*Given task 1*. Swap "leather" for "nylon" and reproduce the forum thread on spiked dog collars from "See now, Tess" up to and including "I tossed it.".

I don't see pitbulls as bad dogs either. The majority of the public, however, DOES view them as bad dogs. 

And its not just pitbulls...GSD, Rotts, Beaucerons, Mals, Bulldogs, Any bull breed, Great Danes...


----------



## Sprocket

kady05 said:


> I actually don't mind *small* spiked or studded collars on any type of dog. Now, the big, exaggerated looking ones, bleh, they're ugly.


The only time I would ever find spikes laughable is when they are on chihuahuas or other small dogs. 

Other than that, I just don't find it pleasant or something I would want to put on my dog.


----------



## Caty M

Not having a "terrifying" dog breed, I've never been in that situation, but I agree. Having walked a roommate's pit mix, people are scared enough with her pink collar, let alone one with spikes that furthers the image. Though- having a well behaved example of the breed is going to go the furthest in changing people's opinions. Unfortunately a proportionally large number of stupid people own these breeds that have no idea how to raise a dog.

That being said I do have a little one for Tess- LOL. She's far from menacing with it on, though.


----------



## 7766

Sprocket said:


> I don't see pitbulls as bad dogs either. The majority of the public, however, DOES view them as bad dogs.
> 
> And its not just pitbulls...GSD, Rotts, Beaucerons, Mals, Bulldogs, Any bull breed, Great Danes...


I know you don't. I didn't mean to insinuate you did.


----------



## Sprocket

Caty M said:


> Not having a "terrifying" dog breed, I've never been in that situation, but I agree. Having walked a roommate's pit mix, people are scared enough with her pink collar, let alone one with spikes that furthers the image. Though- having a well behaved example of the breed is going to go the furthest in changing people's opinions. Unfortunately a proportionally large number of stupid people own these breeds that have no idea how to raise a dog.
> 
> That being said I do have a little one for Tess- LOL. She's far from menacing with it on, though.


See now, Tess having one is funny, because shes an IG. Sprocket had a nice leather one with 2 small spikes when he was younger but it was much to heavy for him and I didn't like it any way so I tossed it.

*Recorded information*.
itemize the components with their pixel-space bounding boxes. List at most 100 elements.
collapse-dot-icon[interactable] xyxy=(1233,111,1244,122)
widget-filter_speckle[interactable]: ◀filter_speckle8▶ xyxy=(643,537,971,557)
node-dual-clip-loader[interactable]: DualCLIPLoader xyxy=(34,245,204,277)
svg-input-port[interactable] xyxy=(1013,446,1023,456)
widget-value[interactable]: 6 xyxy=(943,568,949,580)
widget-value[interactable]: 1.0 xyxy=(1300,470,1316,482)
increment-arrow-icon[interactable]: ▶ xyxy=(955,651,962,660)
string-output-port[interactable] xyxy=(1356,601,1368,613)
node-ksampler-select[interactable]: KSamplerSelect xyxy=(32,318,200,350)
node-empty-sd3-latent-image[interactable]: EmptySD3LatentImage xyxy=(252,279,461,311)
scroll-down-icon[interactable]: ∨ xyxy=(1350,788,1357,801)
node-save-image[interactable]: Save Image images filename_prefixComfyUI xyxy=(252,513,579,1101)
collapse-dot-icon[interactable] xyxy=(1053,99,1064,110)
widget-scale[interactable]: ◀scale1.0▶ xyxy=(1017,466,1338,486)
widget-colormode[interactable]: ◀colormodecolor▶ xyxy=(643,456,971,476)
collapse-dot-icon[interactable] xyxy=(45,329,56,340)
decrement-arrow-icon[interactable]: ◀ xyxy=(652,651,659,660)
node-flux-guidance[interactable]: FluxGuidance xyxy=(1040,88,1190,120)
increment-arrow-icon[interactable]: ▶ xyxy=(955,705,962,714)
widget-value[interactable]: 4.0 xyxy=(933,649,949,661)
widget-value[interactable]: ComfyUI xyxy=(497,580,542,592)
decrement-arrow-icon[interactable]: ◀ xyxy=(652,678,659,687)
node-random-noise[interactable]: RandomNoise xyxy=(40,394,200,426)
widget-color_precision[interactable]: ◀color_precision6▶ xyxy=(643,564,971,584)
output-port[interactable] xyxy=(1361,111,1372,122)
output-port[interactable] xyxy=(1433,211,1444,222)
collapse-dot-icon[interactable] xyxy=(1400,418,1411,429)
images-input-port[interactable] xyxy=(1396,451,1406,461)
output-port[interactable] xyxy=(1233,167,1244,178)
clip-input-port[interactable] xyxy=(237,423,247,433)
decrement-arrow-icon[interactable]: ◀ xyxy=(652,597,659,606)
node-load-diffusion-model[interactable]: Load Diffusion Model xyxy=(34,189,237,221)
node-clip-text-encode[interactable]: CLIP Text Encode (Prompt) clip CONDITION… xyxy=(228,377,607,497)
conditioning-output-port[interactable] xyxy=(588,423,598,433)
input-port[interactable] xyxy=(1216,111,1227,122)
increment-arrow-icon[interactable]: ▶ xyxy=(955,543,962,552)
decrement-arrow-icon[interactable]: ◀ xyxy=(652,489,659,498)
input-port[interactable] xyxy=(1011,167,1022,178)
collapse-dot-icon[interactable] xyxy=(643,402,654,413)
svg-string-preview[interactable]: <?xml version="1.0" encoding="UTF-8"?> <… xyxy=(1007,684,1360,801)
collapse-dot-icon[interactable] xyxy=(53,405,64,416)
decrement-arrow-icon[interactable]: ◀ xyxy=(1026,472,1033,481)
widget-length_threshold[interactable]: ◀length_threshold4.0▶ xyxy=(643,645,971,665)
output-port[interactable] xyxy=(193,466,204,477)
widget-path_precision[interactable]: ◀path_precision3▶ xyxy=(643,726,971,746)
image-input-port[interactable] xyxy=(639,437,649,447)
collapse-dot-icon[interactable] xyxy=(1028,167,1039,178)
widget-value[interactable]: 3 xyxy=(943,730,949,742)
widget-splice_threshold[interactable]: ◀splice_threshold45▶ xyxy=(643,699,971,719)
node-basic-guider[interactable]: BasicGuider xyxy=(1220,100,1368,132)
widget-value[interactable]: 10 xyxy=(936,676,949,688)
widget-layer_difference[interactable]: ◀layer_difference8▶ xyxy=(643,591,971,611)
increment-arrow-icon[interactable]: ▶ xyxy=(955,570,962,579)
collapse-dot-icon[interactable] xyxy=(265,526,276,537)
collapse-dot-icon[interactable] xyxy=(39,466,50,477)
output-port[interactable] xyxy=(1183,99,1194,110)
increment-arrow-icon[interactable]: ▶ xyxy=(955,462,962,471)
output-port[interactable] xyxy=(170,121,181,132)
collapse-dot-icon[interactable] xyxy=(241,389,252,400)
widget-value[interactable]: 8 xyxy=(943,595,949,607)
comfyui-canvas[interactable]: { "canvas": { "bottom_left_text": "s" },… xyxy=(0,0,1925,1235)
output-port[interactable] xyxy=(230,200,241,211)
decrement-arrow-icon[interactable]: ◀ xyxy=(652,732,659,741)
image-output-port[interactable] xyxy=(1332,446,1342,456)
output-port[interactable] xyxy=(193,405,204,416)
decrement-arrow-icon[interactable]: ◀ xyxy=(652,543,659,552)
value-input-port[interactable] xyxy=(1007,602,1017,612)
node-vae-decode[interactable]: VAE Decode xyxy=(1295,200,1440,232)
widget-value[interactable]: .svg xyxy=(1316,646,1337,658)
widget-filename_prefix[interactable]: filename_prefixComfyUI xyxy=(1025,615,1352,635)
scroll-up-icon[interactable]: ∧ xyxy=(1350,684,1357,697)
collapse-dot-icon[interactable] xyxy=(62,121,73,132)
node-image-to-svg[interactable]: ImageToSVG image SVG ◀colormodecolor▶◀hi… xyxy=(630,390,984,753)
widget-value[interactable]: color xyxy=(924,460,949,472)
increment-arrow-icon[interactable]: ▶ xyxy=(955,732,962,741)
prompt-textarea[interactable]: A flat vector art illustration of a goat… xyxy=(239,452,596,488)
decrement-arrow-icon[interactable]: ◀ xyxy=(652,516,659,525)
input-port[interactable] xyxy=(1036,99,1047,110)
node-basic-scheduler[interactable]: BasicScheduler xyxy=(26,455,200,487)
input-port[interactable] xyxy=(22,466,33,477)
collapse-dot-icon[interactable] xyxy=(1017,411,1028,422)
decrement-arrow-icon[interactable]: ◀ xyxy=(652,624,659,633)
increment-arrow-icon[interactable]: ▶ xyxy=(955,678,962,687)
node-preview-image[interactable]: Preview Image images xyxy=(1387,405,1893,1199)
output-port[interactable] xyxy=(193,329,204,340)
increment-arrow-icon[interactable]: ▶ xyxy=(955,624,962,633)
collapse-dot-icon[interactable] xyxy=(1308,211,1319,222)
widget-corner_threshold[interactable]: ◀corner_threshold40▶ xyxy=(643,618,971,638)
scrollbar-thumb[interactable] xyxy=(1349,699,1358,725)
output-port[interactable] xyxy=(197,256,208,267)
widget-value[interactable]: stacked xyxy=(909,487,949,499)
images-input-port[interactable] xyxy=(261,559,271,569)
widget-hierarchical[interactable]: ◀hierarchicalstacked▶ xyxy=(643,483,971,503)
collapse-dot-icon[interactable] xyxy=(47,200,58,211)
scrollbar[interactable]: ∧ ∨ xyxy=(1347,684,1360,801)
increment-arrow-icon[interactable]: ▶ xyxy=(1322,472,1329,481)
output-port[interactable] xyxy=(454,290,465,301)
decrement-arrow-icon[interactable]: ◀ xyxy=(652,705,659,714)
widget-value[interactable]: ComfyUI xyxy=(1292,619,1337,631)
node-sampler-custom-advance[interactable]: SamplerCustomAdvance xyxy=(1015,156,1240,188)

*Given task 2*. Output the records, from their first line up to and including the line with "widget-scale[interactable]: ◀scale1.0▶ xyxy=(1017,466,1338,486)", as a Markdown table with the columns Row and Entry, leaving out any blank lines.

*Exercise result 1*.
See now, Tess having one is funny, because shes an IG. Sprocket had a nice nylon one with 2 small spikes when he was younger but it was much to heavy for him and I didn't like it any way so I tossed it.

*Exercise result 2*.
| Row | Entry |
|---|---|
| 1 | itemize the components with their pixel-space bounding boxes. List at most 100 elements. |
| 2 | collapse-dot-icon[interactable] xyxy=(1233,111,1244,122) |
| 3 | widget-filter_speckle[interactable]: ◀filter_speckle8▶ xyxy=(643,537,971,557) |
| 4 | node-dual-clip-loader[interactable]: DualCLIPLoader xyxy=(34,245,204,277) |
| 5 | svg-input-port[interactable] xyxy=(1013,446,1023,456) |
| 6 | widget-value[interactable]: 6 xyxy=(943,568,949,580) |
| 7 | widget-value[interactable]: 1.0 xyxy=(1300,470,1316,482) |
| 8 | increment-arrow-icon[interactable]: ▶ xyxy=(955,651,962,660) |
| 9 | string-output-port[interactable] xyxy=(1356,601,1368,613) |
| 10 | node-ksampler-select[interactable]: KSamplerSelect xyxy=(32,318,200,350) |
| 11 | node-empty-sd3-latent-image[interactable]: EmptySD3LatentImage xyxy=(252,279,461,311) |
| 12 | scroll-down-icon[interactable]: ∨ xyxy=(1350,788,1357,801) |
| 13 | node-save-image[interactable]: Save Image images filename_prefixComfyUI xyxy=(252,513,579,1101) |
| 14 | collapse-dot-icon[interactable] xyxy=(1053,99,1064,110) |
| 15 | widget-scale[interactable]: ◀scale1.0▶ xyxy=(1017,466,1338,486) |